* **Supplied text**
Scoble finds a wonderful piece that offers new insight into what’s been going on in the recent RSS debate and in Dave Winer’s decision today to pull Scripting News offline (
hopefully not for long – it’s now back).
One insight from Smug Canadian’s post:
Every debate about software always comes down to the same thing, and I find it fascinating that it mimics every fight I’ve ever seen in a meeting room between two or more programmers over a piece of software. You have programmers who have been around a while, who created something that works, who have seen users use software and who have seen failures. And you have the programmer across the table who has no “baggage” from having created that success and who thinks they can instantly improve on the whole deal, nearly always by starting over, and nearly always in a way they suggest.
And a bit further on,
It seems to me that if you want to be a success with XML, and more importantly with one of the few established XML standards in RSS, you need to ignore these people that keep trying to kneecap XML and RSS. The whole point of a “lingua franca” is not what that lingua looks like, it’s whether it works at all and whether anyone has used it. You gain advantage in an open webserver world by building on top of what is established, not by showing up a few years late and saying “it’s nice, but we can make it better.” You can’t, just like you can’t go back to 1992 and make HTML better.

* **Material shown**
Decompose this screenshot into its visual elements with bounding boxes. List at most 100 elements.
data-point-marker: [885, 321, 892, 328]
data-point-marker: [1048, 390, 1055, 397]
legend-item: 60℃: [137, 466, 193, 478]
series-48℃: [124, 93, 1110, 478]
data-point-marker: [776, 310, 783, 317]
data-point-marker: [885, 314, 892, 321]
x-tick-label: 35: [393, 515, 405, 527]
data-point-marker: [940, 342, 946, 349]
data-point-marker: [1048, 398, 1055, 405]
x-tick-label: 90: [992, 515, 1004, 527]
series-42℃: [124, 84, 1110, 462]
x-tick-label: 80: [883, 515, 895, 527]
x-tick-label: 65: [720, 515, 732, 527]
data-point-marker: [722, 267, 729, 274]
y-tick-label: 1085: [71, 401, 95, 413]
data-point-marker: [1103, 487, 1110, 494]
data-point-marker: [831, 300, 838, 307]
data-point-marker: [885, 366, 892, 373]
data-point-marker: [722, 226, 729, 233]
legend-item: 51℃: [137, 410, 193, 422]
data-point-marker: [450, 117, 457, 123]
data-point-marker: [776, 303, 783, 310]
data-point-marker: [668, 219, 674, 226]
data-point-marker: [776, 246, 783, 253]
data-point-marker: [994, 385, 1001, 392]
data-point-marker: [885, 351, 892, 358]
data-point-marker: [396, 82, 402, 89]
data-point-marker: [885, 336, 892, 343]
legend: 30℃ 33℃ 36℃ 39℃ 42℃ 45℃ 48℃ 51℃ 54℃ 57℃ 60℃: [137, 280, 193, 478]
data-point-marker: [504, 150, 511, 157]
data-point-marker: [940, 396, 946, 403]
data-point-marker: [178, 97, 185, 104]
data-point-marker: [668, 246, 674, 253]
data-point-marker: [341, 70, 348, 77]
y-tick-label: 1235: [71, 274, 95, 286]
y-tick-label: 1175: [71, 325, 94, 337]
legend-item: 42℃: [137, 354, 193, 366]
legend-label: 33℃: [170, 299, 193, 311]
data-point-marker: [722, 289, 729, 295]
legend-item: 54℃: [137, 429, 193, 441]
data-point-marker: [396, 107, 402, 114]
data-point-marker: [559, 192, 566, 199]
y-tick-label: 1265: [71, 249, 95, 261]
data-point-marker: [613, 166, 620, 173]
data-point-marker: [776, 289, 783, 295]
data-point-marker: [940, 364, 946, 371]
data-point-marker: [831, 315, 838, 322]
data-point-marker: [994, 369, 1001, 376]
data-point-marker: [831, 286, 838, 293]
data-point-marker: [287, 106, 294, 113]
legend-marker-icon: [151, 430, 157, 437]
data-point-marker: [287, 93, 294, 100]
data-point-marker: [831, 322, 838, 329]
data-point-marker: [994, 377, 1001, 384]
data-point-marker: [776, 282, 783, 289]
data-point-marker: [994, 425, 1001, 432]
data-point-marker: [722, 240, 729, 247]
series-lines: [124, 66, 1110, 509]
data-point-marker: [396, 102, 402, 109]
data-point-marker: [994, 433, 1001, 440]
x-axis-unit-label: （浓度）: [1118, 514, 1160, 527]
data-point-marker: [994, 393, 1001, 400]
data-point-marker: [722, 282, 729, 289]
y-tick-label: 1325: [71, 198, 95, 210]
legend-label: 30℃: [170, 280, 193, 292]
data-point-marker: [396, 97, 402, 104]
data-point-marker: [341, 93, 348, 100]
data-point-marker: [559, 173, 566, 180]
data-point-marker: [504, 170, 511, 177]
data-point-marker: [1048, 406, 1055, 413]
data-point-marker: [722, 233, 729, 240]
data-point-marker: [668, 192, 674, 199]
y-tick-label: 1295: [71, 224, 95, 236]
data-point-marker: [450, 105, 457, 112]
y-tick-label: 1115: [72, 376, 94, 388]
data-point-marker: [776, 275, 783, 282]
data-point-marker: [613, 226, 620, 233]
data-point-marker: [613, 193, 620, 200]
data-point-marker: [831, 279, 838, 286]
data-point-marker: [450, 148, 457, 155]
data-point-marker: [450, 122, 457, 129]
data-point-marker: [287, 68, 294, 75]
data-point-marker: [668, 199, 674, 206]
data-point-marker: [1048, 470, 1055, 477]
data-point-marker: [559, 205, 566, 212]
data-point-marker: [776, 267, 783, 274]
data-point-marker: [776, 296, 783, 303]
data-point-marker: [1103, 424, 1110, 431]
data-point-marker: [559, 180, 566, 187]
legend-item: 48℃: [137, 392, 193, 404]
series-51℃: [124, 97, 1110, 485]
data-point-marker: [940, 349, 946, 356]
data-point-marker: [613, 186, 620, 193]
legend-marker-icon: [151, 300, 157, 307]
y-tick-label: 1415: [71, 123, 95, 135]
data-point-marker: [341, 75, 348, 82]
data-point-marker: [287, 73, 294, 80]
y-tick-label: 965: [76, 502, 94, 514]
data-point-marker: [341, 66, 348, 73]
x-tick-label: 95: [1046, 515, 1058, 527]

* **Work order**
Name every data or markup format mentioned by its acronym in the passage about the RSS debate, in order of first appearance.

* **Answer below**
RSS, XML, HTML